- PASSAGE GIVEN
* START *
Roast Pork Belly with Apples, Cavolo Nero & Marcona Almonds
I am up to my oxters in bacon and pork belly, testing recipes and cures for my next book, Project: BACON, and making bacon boxes to send to people who subscribed for them. Something had to give, and today, it was me. I stole 1kg of the pork belly earmarked for a cure that would transform it into chilli bacon, and roasted it instead.
I needed it. I had too much wine last night and I am pretty fragile (er, maybe hungover) today. It is a typical routine really: work hard, play hard, fall over, roast some pork belly. I love the stuff and it is so comforting. I have two pork belly recipes in Comfort & Spice, and one is a slow roast over 6 hours, but at 11am I decided that I wanted it and I wanted it NOW so this is the quicker version which results in a firmer meat, and not a tender yielding meat that results from the slow roast.
* END *
- DATASET EXTRACT
* START *
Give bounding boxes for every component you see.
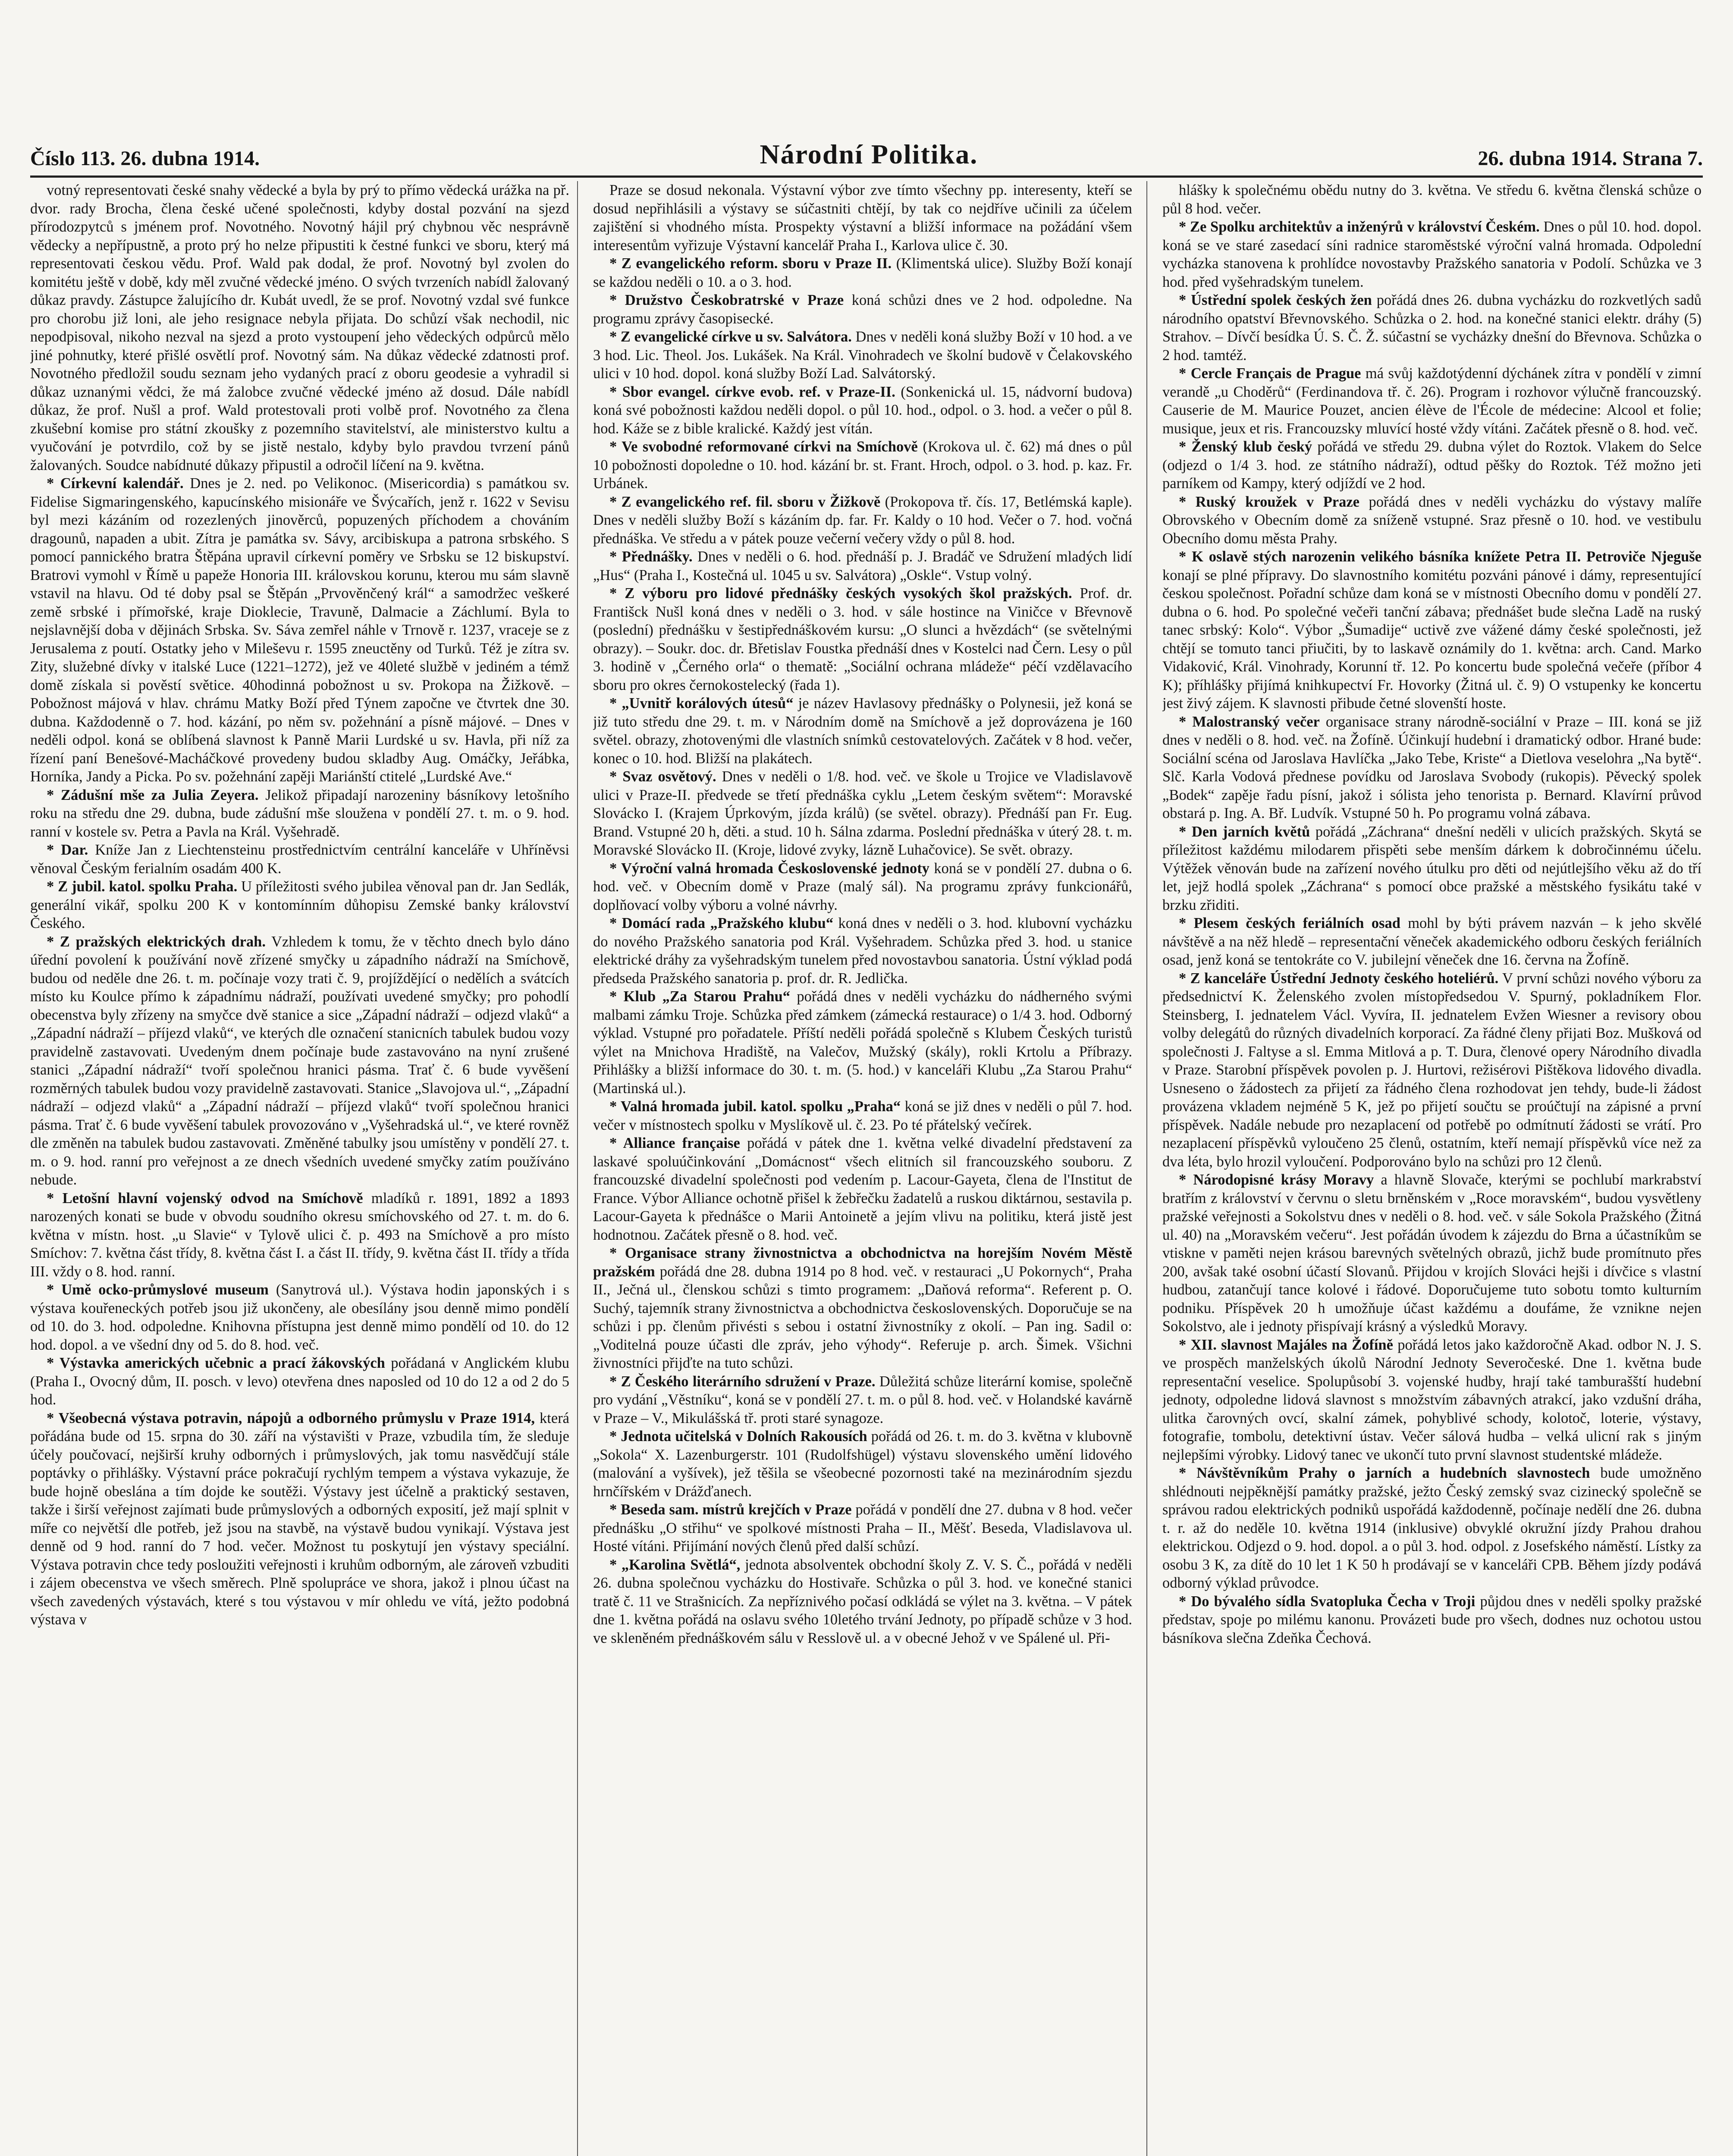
* END *
- WHAT YOU NEED TO DO
1: Answer these questions from the pork belly post.
(a) What is the title of the next book whose recipes and cures are being tested?
(b) How much pork belly was taken and roasted?
(c) How long does the slow-roast recipe in Comfort & Spice take?
2: Translate this sentence from the pork belly post into French: "I love the stuff and it is so comforting."
3: Decide whether each statement agrees with the pork belly post. Answer yes or no, and quote the words that settle it.
(a) The roasted pork belly had originally been set aside to become chilli bacon.
(b) The quicker recipe produces more tender meat than the slow roast.
(c) The decision to roast the pork belly was made at 11am.
None of this work requires the listing.

- ANSWERS TO THE EXERCISE
1:
(a) Project: BACON
(b) 1kg
(c) 6 hours

2: J'adore ça et c'est tellement réconfortant.

3:
(a) Yes: "earmarked for a cure that would transform it into chilli bacon"
(b) No: "results in a firmer meat, and not a tender yielding meat that results from the slow roast"
(c) Yes: "at 11am I decided that I wanted it"